**Task instructions**:
Reproduce the passage on TensorFlow's AOT and JIT compilation between "Both AOT and" and "training as well.", inclusive, changing "inference" to "prediction".
>> START Excerpt
14. AOT & JIT

TensorFlow supports both JIT (just in time) and AOT (ahead of time) compilation.

AOT compilation is the kind used in a C or C++ program; it compiles the program “ahead” of the actual use. A really cool aspect of AOT compilation is you can potentially create a static binary file, meaning it’s entirely self contained. You can deploy it by simply downloading the file and executing it, without concern for downloading extra software, besides necessary hardware drivers, i.e. for GPU use.

JIT compilation doesn’t compile code until it’s actually run. You can imagine as a piece of code is being interpreted machine instructions are concurrently generated. Nothing will change during the initial interpretation, the JIT might as well not exist. However, on the second and all future uses that piece of code will no longer be interpreted. Instead the compiled machine instructions will be used.

Under the hood AOT and JIT compilation make use of XLA (Accelerated Linear Algebra). XLA is a compiler and runtime for linear algebra. XLA takes a TensorFlow graph and uses LLVM to generate machine code instructions. LLVM is itself a compiler which generates machine code from its IR (intermediate representation). So, in a nutshell:

TensorFlow -> XLA -> LLVM IR -> Machine Code

which means TensorFlow can potentially be used on any architecture LLVM generates code for.

Both AOT and JIT compilation are experimental in TensorFlow. However, JIT compilation is fairly straightforward to apply. Note JIT compilation is NOT limited to inference but can be used during training as well.

# Create a TensorFlow configuration object. This will be 
# passed as an argument to the session.
config = tf.ConfigProto()
# JIT level, this can be set to ON_1 or ON_2 
jit_level = tf.OptimizerOptions.ON_1
config.graph_options.optimizer_options.global_jit_level = jit_level

That’s it! All that’s left to be done is pass the config into the session:

with tf.Session(config=config) as sess:
    …
>> END Excerpt
>> START Data shown
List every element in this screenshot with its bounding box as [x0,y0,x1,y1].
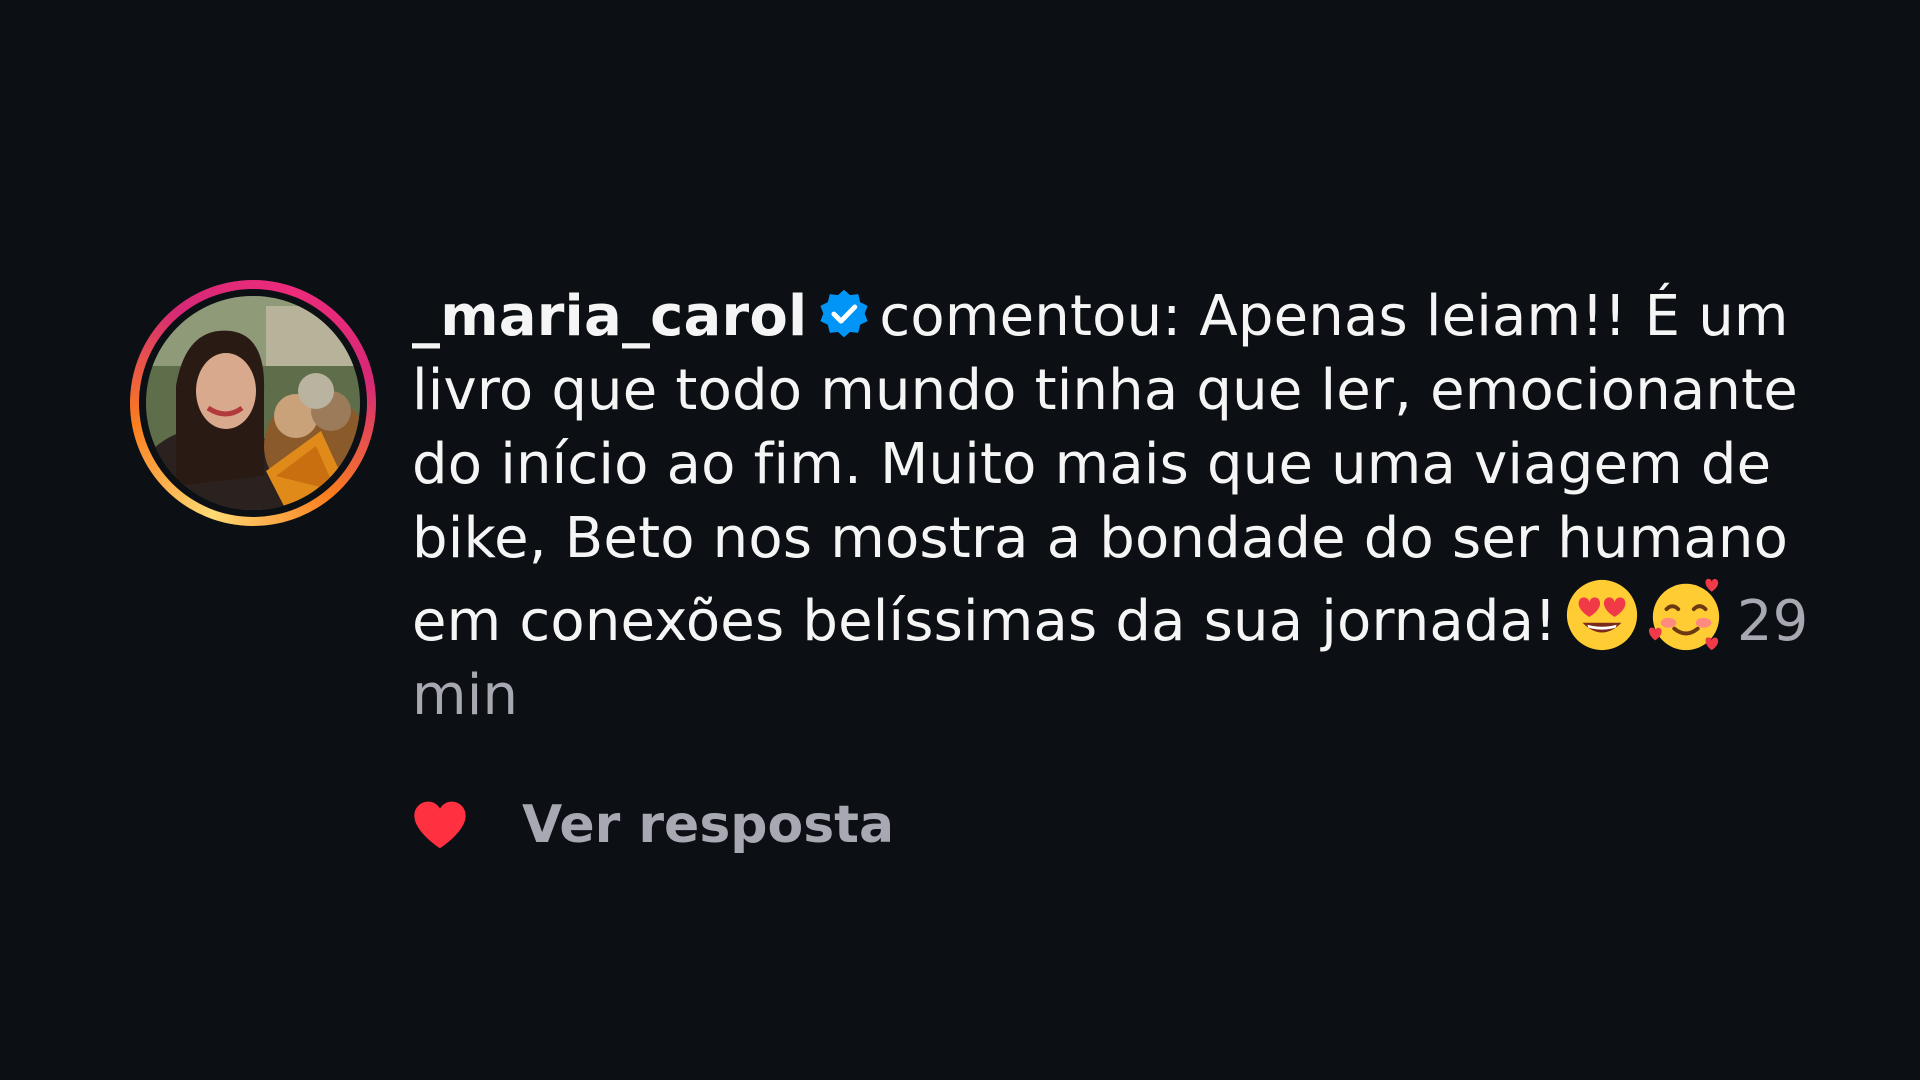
heart-eyes-emoji [1566,579,1637,651]
avatar-photo [146,296,360,510]
smiling-face-with-hearts-emoji [1648,578,1719,651]
notification-content: _maria_carol comentou: Apenas leiam!! É u… [412,280,1832,733]
comment-paragraph: _maria_carol comentou: Apenas leiam!! É u… [412,280,1832,733]
avatar[interactable] [146,296,360,510]
action-text: comentou: [879,284,1182,349]
view-replies-link[interactable]: Ver resposta [522,795,894,855]
story-ring[interactable] [130,280,376,526]
heart-icon[interactable] [412,800,468,850]
comment-actions: Ver resposta [412,795,894,855]
username-link[interactable]: _maria_carol [412,284,807,349]
verified-badge-icon [820,289,869,338]
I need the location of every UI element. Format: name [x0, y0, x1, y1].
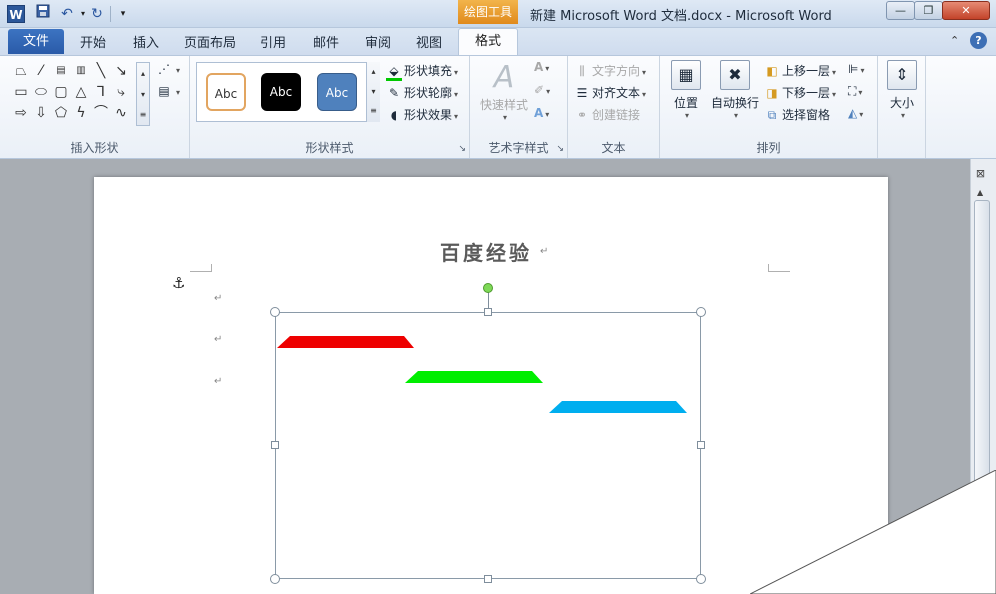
resize-handle-bottom[interactable] [484, 575, 492, 583]
resize-handle-top-left[interactable] [270, 307, 280, 317]
resize-handle-bottom-right[interactable] [696, 574, 706, 584]
resize-handle-top-right[interactable] [696, 307, 706, 317]
resize-handle-top[interactable] [484, 308, 492, 316]
resize-handle-right[interactable] [697, 441, 705, 449]
rotation-handle[interactable] [483, 283, 493, 293]
resize-handle-left[interactable] [271, 441, 279, 449]
page-peel-decoration [750, 470, 996, 594]
resize-handle-bottom-left[interactable] [270, 574, 280, 584]
red-trapezoid[interactable] [277, 336, 414, 348]
blue-trapezoid[interactable] [549, 401, 687, 413]
green-trapezoid[interactable] [405, 371, 543, 383]
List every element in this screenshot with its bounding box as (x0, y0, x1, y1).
>> END Data shown
**The completed task**:
Both AOT and JIT compilation are experimental in TensorFlow. However, JIT compilation is fairly straightforward to apply. Note JIT compilation is NOT limited to prediction but can be used during training as well.